Data for the task -
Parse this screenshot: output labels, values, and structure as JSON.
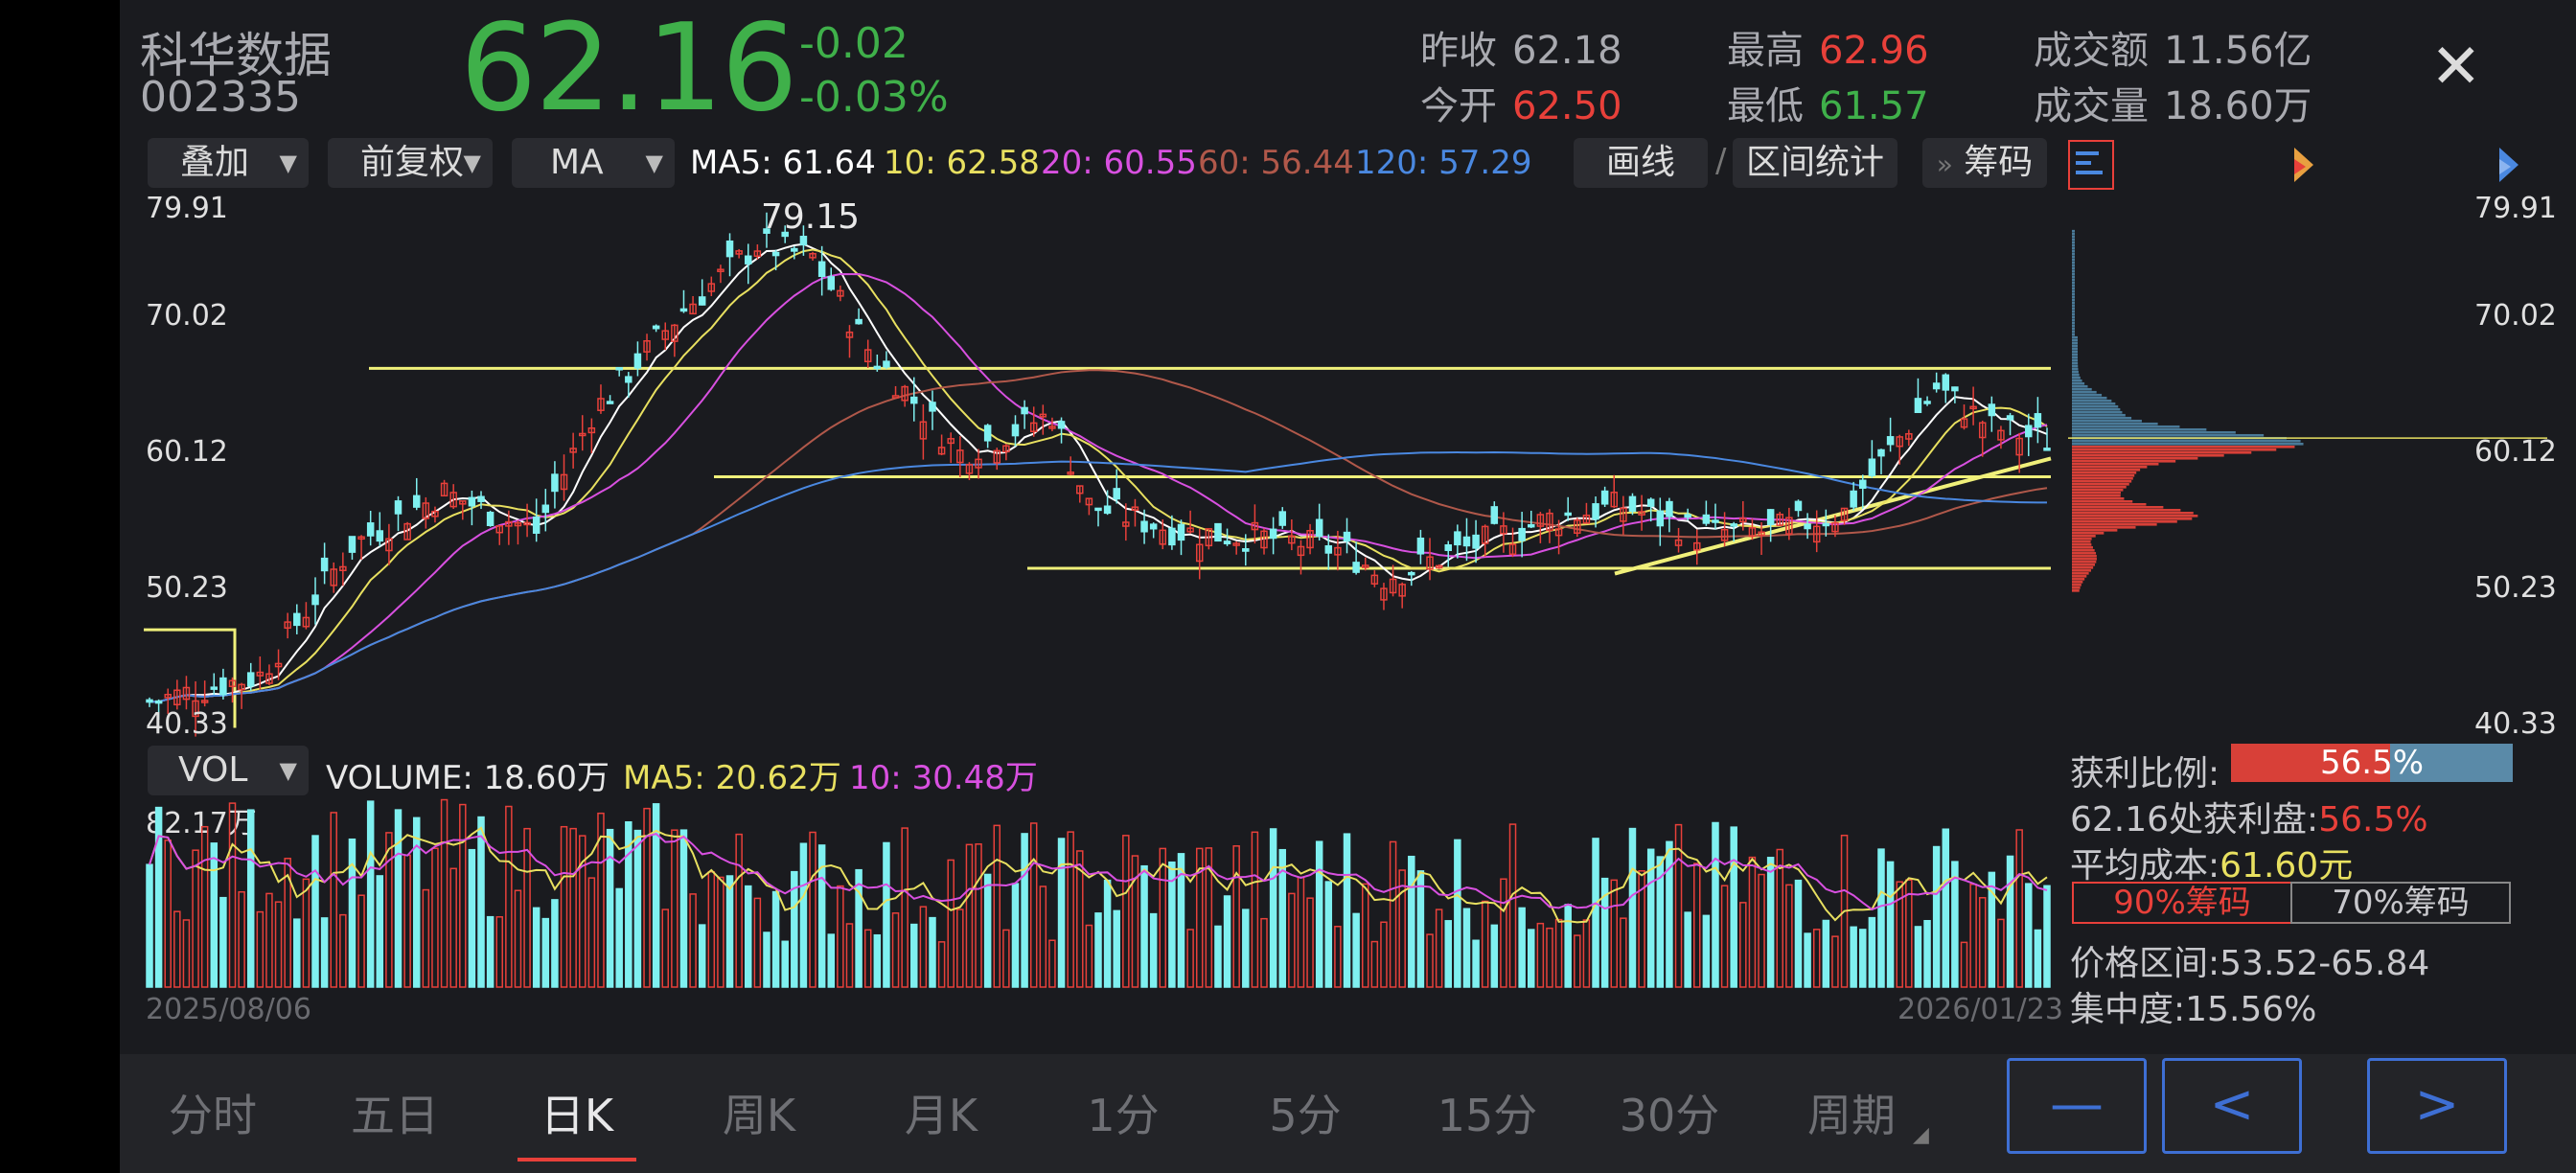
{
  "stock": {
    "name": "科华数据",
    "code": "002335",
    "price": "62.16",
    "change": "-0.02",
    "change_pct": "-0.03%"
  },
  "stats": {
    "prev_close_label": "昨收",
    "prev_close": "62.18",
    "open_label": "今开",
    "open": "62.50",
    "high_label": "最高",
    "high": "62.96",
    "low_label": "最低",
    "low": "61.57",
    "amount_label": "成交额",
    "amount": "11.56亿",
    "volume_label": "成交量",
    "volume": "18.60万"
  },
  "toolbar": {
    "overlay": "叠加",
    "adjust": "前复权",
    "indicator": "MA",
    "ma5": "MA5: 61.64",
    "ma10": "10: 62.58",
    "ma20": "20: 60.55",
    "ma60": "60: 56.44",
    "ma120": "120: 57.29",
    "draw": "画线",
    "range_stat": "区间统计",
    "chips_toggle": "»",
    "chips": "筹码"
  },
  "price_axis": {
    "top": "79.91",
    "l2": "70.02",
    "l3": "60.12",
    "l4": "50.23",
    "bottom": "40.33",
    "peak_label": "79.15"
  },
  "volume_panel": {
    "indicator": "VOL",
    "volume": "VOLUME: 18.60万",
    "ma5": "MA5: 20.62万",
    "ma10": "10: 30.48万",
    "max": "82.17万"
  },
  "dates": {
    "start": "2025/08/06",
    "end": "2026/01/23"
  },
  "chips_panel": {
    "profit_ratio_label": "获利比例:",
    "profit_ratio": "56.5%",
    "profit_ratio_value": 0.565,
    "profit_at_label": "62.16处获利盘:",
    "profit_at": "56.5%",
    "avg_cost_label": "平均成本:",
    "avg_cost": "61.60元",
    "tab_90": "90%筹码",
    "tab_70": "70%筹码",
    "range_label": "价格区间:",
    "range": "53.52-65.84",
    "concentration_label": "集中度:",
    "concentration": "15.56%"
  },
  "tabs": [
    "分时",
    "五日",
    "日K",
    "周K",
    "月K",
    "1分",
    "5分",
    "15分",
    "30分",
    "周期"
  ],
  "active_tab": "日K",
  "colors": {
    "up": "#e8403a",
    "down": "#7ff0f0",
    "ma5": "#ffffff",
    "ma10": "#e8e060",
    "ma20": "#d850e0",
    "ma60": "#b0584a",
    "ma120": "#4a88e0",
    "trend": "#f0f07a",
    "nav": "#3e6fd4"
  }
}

Task goal - Write out each entry exactly as given, omitting any picture.

Answer to the problem -
Parse this screenshot: output labels, values, and structure as JSON.
{
  "stock": {
    "name": "科华数据",
    "code": "002335",
    "price": "62.16",
    "change": "-0.02",
    "change_pct": "-0.03%"
  },
  "stats": {
    "prev_close_label": "昨收",
    "prev_close": "62.18",
    "open_label": "今开",
    "open": "62.50",
    "high_label": "最高",
    "high": "62.96",
    "low_label": "最低",
    "low": "61.57",
    "amount_label": "成交额",
    "amount": "11.56亿",
    "volume_label": "成交量",
    "volume": "18.60万"
  },
  "toolbar": {
    "overlay": "叠加",
    "adjust": "前复权",
    "indicator": "MA",
    "ma5": "MA5: 61.64",
    "ma10": "10: 62.58",
    "ma20": "20: 60.55",
    "ma60": "60: 56.44",
    "ma120": "120: 57.29",
    "draw": "画线",
    "range_stat": "区间统计",
    "chips_toggle": "»",
    "chips": "筹码"
  },
  "price_axis": {
    "top": "79.91",
    "l2": "70.02",
    "l3": "60.12",
    "l4": "50.23",
    "bottom": "40.33",
    "peak_label": "79.15"
  },
  "volume_panel": {
    "indicator": "VOL",
    "volume": "VOLUME: 18.60万",
    "ma5": "MA5: 20.62万",
    "ma10": "10: 30.48万",
    "max": "82.17万"
  },
  "dates": {
    "start": "2025/08/06",
    "end": "2026/01/23"
  },
  "chips_panel": {
    "profit_ratio_label": "获利比例:",
    "profit_ratio": "56.5%",
    "profit_ratio_value": 0.565,
    "profit_at_label": "62.16处获利盘:",
    "profit_at": "56.5%",
    "avg_cost_label": "平均成本:",
    "avg_cost": "61.60元",
    "tab_90": "90%筹码",
    "tab_70": "70%筹码",
    "range_label": "价格区间:",
    "range": "53.52-65.84",
    "concentration_label": "集中度:",
    "concentration": "15.56%"
  },
  "tabs": [
    "分时",
    "五日",
    "日K",
    "周K",
    "月K",
    "1分",
    "5分",
    "15分",
    "30分",
    "周期"
  ],
  "active_tab": "日K",
  "colors": {
    "up": "#e8403a",
    "down": "#7ff0f0",
    "ma5": "#ffffff",
    "ma10": "#e8e060",
    "ma20": "#d850e0",
    "ma60": "#b0584a",
    "ma120": "#4a88e0",
    "trend": "#f0f07a",
    "nav": "#3e6fd4"
  }
}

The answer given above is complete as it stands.